With more than 605 million mobile subscribers, Southeast Asia is clearly a hyperactive digital marketplace. But still, large populations remain unbanked: according to the World Bank, more than half of Indonesians, Filipinos, and Vietnamese lack banking services. As telecoms become the pathway to mobile banking, and mobile banking the pathway to broader consumption, the region is undeniably the world’s greatest untapped market. A rule of thumb in economic modernization is that development accelerates as countries deploy technologies that are better, faster, and cheaper for the masses. China has been there with broadband internet and telecoms. The region would prefer America give them affordable alternatives to Chinese technology than merely scolding them for using it. 

Southeast Asian nations are fully aware of all of this jostling at the diplomatic and commercial levels. This mere fact has encouraged them to incrementally push forward with their own regional agenda. Indeed, there is strong evidence that Southeast Asia is, rather than splitting up along Cold War lines, coming together and asserting its collective leverage.

While the ASEAN Framework on Personal Data Protection, a set of principles that promote personal data protection in the region, has no binding authority, numerous governments and companies have committed to the EU’s GDPR data protection regulations, both due to rising services trade with Europe as well as to guard against foreign monopolies. At the same time, ASEAN fragmentation makes it difficult for a single outside player to dominate. Telecommunications and banking remain localized. Efforts toward pan-ASEAN licenses for financial services are ongoing, but their full fruition is still some years away. American, Chinese, and Japanese tech companies and banks have a national presence across the region, but eventual integration will also favor trusted regional banks, such as DBS and Maybank, and telecoms, such as Singtel. Even as the region comes together, it will therefore remain a quilted patchwork.

Dataset excerpts

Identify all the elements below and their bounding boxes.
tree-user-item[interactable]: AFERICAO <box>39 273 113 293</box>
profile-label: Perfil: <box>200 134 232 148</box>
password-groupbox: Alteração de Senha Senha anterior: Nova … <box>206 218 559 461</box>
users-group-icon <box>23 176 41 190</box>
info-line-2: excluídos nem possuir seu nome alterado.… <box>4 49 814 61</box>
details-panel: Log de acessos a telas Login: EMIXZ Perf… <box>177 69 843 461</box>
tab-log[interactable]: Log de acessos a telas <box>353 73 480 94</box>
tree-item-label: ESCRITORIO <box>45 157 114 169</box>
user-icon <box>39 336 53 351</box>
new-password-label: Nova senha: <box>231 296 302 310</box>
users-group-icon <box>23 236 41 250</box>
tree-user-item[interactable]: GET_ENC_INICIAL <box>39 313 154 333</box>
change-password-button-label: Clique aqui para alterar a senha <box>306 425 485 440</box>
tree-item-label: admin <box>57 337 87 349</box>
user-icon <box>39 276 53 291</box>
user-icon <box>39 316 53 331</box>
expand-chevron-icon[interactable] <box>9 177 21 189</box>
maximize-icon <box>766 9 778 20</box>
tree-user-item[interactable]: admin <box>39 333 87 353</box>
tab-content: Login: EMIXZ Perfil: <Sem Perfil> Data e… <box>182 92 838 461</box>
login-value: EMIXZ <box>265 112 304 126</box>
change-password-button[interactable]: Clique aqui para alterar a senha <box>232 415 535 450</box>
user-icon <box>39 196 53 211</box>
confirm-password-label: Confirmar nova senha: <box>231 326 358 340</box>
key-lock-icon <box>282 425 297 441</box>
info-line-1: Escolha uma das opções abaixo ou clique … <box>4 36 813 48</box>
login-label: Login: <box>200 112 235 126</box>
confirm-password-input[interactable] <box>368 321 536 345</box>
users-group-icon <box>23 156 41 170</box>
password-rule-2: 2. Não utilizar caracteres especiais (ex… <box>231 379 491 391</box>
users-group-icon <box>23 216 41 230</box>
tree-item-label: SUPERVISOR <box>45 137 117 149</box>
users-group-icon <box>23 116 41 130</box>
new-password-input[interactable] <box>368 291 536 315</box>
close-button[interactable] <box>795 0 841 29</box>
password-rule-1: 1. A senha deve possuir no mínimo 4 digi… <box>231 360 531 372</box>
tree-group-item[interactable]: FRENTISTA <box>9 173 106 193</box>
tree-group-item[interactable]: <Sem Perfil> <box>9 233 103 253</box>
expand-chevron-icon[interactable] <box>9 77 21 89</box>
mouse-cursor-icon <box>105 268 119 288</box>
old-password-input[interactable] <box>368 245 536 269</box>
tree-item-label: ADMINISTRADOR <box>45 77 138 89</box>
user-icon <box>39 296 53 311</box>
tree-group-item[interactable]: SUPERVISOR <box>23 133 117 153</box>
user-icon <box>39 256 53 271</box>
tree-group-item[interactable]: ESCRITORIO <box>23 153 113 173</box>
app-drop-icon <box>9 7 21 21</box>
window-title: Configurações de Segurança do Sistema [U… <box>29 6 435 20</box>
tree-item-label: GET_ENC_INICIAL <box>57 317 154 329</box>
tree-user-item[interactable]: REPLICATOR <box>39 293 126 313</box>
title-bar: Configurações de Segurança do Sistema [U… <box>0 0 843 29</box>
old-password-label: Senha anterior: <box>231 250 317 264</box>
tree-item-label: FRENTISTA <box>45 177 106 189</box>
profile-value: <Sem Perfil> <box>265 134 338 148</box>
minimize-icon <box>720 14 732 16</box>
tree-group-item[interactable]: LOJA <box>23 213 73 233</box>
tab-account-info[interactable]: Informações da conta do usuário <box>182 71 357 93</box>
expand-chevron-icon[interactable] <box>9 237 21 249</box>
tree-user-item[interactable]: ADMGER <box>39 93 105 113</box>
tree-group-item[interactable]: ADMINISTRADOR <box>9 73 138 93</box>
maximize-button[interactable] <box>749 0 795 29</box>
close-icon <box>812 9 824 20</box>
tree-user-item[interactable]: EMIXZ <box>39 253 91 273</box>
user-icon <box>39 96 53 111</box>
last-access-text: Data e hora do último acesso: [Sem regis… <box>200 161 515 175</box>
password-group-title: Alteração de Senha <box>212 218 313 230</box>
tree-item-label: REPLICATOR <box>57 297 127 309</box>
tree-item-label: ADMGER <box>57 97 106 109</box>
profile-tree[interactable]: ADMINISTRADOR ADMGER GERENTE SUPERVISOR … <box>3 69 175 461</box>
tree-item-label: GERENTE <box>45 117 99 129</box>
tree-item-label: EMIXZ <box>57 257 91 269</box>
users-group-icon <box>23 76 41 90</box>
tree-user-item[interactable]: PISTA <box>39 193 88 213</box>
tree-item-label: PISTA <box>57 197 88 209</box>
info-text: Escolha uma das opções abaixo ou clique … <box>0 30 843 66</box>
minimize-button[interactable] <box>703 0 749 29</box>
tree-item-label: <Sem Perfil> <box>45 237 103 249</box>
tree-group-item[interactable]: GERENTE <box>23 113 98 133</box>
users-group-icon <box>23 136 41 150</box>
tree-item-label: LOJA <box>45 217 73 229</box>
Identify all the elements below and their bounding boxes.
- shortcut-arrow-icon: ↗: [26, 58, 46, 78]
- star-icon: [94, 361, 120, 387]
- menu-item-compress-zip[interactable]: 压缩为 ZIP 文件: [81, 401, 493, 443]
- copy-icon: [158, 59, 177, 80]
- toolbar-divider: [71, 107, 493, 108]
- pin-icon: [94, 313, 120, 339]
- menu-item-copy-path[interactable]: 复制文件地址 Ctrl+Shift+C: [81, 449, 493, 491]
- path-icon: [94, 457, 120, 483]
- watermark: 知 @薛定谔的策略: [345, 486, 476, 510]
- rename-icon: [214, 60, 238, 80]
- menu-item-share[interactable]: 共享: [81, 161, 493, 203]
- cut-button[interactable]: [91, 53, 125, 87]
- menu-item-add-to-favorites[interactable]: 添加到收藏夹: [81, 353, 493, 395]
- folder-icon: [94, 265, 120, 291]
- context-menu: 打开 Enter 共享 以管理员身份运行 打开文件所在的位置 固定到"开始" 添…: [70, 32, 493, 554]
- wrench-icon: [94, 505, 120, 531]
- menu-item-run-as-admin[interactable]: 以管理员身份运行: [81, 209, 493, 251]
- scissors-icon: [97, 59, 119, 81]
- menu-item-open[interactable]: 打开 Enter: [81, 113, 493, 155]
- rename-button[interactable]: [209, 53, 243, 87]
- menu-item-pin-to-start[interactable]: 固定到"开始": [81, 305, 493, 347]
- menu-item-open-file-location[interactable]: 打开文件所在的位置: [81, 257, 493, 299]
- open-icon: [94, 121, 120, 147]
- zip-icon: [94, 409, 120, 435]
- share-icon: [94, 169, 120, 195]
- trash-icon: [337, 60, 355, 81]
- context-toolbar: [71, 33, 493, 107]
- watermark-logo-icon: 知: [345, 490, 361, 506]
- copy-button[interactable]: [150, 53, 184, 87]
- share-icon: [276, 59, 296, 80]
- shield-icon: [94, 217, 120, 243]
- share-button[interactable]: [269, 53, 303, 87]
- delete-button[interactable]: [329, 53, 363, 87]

Problem set
a) Summarize the Southeast Asia passage in two sentences.
b) Transcribe the Southeast Asia passage from "Southeast Asian nations" down to "its collective leverage.".

Answers for this exercise
a) Southeast Asia has more than 605 million mobile subscribers, yet more than half of Indonesians, Filipinos, and Vietnamese lack banking services, and the region is called the world's greatest untapped market. Rather than splitting up along Cold War lines, its nations are coming together and asserting their collective leverage, though telecommunications and banking remain localized and the region will remain a quilted patchwork.

b)
Southeast Asian nations are fully aware of all of this jostling at the diplomatic and commercial levels. This mere fact has encouraged them to incrementally push forward with their own regional agenda. Indeed, there is strong evidence that Southeast Asia is, rather than splitting up along Cold War lines, coming together and asserting its collective leverage.